[Required task]:
Output every record below exactly as it appears.

^^^^

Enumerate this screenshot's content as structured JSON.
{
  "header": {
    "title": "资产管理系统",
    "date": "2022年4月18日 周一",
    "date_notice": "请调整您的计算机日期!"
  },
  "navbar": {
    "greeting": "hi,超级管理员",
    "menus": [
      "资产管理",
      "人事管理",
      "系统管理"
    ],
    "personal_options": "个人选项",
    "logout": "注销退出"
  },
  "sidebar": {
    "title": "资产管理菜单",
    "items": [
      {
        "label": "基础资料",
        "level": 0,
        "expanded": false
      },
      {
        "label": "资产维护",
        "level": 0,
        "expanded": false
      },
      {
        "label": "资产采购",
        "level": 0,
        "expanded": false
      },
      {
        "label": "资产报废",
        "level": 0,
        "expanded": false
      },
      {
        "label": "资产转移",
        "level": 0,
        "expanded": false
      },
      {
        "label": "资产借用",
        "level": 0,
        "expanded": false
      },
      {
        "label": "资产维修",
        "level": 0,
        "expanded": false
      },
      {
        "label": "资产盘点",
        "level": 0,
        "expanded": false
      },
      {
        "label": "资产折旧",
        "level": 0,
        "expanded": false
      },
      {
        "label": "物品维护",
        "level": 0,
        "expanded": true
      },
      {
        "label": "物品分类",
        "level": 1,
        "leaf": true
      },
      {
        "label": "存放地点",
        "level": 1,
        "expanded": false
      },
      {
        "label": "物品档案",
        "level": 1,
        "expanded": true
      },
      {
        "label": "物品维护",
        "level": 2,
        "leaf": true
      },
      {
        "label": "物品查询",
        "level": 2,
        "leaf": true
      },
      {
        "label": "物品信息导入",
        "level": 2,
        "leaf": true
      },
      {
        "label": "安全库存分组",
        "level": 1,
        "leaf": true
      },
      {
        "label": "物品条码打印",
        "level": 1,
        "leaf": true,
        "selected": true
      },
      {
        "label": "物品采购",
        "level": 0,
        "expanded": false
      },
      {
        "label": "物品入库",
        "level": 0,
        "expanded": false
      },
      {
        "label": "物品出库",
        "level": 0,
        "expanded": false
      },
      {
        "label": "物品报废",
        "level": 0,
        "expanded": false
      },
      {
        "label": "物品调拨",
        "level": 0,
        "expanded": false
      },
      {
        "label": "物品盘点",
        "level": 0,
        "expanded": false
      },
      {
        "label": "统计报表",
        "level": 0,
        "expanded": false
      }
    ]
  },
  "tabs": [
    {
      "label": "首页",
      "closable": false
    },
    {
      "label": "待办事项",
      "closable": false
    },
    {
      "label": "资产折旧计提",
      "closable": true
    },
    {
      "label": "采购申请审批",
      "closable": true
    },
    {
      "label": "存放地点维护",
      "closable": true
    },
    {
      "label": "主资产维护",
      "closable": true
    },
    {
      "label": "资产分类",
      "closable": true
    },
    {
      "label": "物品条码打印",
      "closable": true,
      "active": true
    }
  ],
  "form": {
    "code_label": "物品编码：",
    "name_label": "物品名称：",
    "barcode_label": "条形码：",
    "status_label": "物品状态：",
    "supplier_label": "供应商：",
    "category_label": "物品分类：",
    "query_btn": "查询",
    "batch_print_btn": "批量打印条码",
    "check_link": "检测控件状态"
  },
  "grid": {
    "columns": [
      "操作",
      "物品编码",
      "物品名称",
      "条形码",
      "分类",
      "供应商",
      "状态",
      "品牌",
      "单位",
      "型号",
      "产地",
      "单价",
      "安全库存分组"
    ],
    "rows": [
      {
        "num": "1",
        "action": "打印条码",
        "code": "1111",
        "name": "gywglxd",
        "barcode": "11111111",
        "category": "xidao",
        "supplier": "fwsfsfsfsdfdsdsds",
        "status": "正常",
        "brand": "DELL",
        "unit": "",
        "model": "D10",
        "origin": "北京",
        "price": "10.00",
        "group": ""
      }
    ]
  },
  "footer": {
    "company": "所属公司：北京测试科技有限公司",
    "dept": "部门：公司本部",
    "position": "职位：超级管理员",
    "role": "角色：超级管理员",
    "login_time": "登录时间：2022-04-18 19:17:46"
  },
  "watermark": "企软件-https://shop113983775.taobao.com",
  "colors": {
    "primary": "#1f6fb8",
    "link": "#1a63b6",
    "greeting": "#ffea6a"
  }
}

^^^^

[Finished task]:
Enumerate this screenshot's content as structured JSON.
{
  "header": {
    "title": "资产管理系统",
    "date": "2022年4月18日 周一",
    "date_notice": "请调整您的计算机日期!"
  },
  "navbar": {
    "greeting": "hi,超级管理员",
    "menus": [
      "资产管理",
      "人事管理",
      "系统管理"
    ],
    "personal_options": "个人选项",
    "logout": "注销退出"
  },
  "sidebar": {
    "title": "资产管理菜单",
    "items": [
      {
        "label": "基础资料",
        "level": 0,
        "expanded": false
      },
      {
        "label": "资产维护",
        "level": 0,
        "expanded": false
      },
      {
        "label": "资产采购",
        "level": 0,
        "expanded": false
      },
      {
        "label": "资产报废",
        "level": 0,
        "expanded": false
      },
      {
        "label": "资产转移",
        "level": 0,
        "expanded": false
      },
      {
        "label": "资产借用",
        "level": 0,
        "expanded": false
      },
      {
        "label": "资产维修",
        "level": 0,
        "expanded": false
      },
      {
        "label": "资产盘点",
        "level": 0,
        "expanded": false
      },
      {
        "label": "资产折旧",
        "level": 0,
        "expanded": false
      },
      {
        "label": "物品维护",
        "level": 0,
        "expanded": true
      },
      {
        "label": "物品分类",
        "level": 1,
        "leaf": true
      },
      {
        "label": "存放地点",
        "level": 1,
        "expanded": false
      },
      {
        "label": "物品档案",
        "level": 1,
        "expanded": true
      },
      {
        "label": "物品维护",
        "level": 2,
        "leaf": true
      },
      {
        "label": "物品查询",
        "level": 2,
        "leaf": true
      },
      {
        "label": "物品信息导入",
        "level": 2,
        "leaf": true
      },
      {
        "label": "安全库存分组",
        "level": 1,
        "leaf": true
      },
      {
        "label": "物品条码打印",
        "level": 1,
        "leaf": true,
        "selected": true
      },
      {
        "label": "物品采购",
        "level": 0,
        "expanded": false
      },
      {
        "label": "物品入库",
        "level": 0,
        "expanded": false
      },
      {
        "label": "物品出库",
        "level": 0,
        "expanded": false
      },
      {
        "label": "物品报废",
        "level": 0,
        "expanded": false
      },
      {
        "label": "物品调拨",
        "level": 0,
        "expanded": false
      },
      {
        "label": "物品盘点",
        "level": 0,
        "expanded": false
      },
      {
        "label": "统计报表",
        "level": 0,
        "expanded": false
      }
    ]
  },
  "tabs": [
    {
      "label": "首页",
      "closable": false
    },
    {
      "label": "待办事项",
      "closable": false
    },
    {
      "label": "资产折旧计提",
      "closable": true
    },
    {
      "label": "采购申请审批",
      "closable": true
    },
    {
      "label": "存放地点维护",
      "closable": true
    },
    {
      "label": "主资产维护",
      "closable": true
    },
    {
      "label": "资产分类",
      "closable": true
    },
    {
      "label": "物品条码打印",
      "closable": true,
      "active": true
    }
  ],
  "form": {
    "code_label": "物品编码：",
    "name_label": "物品名称：",
    "barcode_label": "条形码：",
    "status_label": "物品状态：",
    "supplier_label": "供应商：",
    "category_label": "物品分类：",
    "query_btn": "查询",
    "batch_print_btn": "批量打印条码",
    "check_link": "检测控件状态"
  },
  "grid": {
    "columns": [
      "操作",
      "物品编码",
      "物品名称",
      "条形码",
      "分类",
      "供应商",
      "状态",
      "品牌",
      "单位",
      "型号",
      "产地",
      "单价",
      "安全库存分组"
    ],
    "rows": [
      {
        "num": "1",
        "action": "打印条码",
        "code": "1111",
        "name": "gywglxd",
        "barcode": "11111111",
        "category": "xidao",
        "supplier": "fwsfsfsfsdfdsdsds",
        "status": "正常",
        "brand": "DELL",
        "unit": "",
        "model": "D10",
        "origin": "北京",
        "price": "10.00",
        "group": ""
      }
    ]
  },
  "footer": {
    "company": "所属公司：北京测试科技有限公司",
    "dept": "部门：公司本部",
    "position": "职位：超级管理员",
    "role": "角色：超级管理员",
    "login_time": "登录时间：2022-04-18 19:17:46"
  },
  "watermark": "企软件-https://shop113983775.taobao.com",
  "colors": {
    "primary": "#1f6fb8",
    "link": "#1a63b6",
    "greeting": "#ffea6a"
  }
}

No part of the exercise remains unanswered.